===== Records provided =====

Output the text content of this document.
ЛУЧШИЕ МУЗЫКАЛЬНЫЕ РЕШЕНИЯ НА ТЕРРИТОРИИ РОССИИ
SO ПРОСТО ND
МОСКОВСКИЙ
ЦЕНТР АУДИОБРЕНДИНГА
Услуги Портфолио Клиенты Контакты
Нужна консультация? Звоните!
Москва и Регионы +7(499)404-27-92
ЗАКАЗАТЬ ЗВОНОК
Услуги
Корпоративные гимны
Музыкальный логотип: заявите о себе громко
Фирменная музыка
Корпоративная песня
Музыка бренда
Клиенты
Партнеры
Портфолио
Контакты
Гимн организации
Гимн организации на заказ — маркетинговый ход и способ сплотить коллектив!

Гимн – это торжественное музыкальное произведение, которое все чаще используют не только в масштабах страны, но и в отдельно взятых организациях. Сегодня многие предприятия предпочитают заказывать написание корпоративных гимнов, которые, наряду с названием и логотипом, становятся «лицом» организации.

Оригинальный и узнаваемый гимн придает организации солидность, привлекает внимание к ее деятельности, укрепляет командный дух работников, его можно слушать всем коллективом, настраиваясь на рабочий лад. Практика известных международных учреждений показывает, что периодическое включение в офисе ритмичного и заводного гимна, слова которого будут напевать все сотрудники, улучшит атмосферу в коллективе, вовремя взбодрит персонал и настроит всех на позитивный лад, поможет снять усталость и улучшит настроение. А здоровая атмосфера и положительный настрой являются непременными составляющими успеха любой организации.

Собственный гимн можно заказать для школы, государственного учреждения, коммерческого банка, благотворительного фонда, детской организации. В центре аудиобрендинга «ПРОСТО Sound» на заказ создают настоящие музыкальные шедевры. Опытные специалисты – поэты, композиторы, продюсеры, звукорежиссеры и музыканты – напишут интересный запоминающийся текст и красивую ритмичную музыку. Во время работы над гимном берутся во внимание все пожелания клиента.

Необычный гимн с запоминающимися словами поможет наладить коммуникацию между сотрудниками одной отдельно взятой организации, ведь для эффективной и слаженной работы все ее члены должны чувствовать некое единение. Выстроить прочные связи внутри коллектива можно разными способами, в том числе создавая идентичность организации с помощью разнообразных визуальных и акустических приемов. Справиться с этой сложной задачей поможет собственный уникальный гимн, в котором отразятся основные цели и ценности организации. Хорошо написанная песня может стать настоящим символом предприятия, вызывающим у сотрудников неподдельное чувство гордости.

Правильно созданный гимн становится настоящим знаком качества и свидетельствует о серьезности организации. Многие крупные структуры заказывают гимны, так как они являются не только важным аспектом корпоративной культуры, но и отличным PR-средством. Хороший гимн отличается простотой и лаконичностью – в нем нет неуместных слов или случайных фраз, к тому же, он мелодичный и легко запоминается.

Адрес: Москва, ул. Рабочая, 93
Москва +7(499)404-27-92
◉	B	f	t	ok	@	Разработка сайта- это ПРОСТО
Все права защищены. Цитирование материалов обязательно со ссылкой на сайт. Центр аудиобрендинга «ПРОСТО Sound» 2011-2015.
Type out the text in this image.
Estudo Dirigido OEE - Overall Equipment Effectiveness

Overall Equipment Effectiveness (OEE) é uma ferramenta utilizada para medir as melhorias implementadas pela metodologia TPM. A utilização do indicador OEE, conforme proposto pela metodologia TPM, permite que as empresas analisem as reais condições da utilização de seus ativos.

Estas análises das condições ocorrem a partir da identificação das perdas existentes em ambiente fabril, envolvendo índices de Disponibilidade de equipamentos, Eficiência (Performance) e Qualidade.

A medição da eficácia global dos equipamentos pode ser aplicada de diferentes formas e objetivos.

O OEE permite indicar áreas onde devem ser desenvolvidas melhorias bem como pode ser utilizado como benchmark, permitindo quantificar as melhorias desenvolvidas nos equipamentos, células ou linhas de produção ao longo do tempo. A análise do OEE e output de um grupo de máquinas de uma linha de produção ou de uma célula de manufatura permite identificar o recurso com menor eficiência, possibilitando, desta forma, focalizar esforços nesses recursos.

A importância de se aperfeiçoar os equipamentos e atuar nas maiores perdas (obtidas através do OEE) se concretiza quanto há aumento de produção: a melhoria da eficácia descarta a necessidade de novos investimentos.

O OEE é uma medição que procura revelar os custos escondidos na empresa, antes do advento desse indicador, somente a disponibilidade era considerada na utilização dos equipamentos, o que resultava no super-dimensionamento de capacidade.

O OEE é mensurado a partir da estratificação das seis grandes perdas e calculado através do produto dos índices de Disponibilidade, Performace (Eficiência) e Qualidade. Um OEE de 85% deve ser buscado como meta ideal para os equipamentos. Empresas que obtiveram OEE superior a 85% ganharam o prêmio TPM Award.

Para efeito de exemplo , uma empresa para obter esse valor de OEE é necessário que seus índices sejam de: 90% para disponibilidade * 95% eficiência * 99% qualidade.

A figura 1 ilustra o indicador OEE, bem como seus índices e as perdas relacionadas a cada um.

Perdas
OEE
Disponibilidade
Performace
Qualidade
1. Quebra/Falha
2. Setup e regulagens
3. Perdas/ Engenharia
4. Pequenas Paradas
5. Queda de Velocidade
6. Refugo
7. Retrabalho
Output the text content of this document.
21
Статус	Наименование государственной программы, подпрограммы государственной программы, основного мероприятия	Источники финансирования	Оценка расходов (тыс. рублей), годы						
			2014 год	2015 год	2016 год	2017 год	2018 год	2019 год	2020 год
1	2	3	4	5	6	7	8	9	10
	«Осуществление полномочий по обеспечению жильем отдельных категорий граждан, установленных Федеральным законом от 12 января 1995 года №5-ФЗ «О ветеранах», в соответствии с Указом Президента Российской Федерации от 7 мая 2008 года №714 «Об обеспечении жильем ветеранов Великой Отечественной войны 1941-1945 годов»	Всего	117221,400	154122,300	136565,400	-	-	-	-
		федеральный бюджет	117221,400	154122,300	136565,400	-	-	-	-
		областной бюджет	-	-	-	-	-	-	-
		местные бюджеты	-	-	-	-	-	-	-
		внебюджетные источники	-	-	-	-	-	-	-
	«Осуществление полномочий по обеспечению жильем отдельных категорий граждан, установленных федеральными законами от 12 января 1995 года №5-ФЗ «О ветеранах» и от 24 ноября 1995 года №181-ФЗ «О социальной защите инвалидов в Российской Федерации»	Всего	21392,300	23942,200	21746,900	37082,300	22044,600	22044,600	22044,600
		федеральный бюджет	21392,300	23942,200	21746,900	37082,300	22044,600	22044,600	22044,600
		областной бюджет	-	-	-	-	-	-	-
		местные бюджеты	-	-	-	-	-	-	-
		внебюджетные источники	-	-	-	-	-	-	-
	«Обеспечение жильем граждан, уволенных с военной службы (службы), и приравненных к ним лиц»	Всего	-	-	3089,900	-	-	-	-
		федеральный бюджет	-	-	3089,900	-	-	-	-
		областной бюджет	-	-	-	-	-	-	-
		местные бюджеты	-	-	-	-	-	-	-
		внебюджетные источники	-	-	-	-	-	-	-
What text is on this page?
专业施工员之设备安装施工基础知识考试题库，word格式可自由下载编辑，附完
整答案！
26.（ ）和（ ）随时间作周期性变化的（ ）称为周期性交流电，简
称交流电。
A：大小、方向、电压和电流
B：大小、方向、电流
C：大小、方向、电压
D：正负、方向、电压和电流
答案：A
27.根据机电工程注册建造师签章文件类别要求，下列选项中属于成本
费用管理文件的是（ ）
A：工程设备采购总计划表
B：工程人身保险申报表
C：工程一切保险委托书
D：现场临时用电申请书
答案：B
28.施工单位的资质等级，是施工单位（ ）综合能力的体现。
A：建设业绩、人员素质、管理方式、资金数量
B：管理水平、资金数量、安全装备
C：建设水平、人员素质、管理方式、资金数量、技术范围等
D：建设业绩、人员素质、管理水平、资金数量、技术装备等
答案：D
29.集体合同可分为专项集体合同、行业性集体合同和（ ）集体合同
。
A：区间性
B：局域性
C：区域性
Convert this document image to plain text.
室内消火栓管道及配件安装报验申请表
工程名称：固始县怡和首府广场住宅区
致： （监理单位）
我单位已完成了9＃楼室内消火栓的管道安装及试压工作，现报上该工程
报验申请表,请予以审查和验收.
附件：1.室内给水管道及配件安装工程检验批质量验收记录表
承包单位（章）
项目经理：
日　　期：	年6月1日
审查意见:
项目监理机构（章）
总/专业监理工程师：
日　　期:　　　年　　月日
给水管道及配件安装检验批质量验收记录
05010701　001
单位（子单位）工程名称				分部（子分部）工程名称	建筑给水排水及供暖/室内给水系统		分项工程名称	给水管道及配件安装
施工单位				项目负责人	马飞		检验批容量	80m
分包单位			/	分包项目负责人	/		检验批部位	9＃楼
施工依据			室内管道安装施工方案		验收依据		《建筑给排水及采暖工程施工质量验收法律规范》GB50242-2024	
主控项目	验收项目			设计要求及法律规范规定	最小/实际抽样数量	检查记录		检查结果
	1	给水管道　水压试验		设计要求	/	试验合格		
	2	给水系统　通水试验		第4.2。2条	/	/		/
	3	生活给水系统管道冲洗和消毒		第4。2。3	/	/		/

=====

# [Brief]
How many lines in the listing above contain "资金数量"? Answer with the number alone.

# [Answer to the task]
4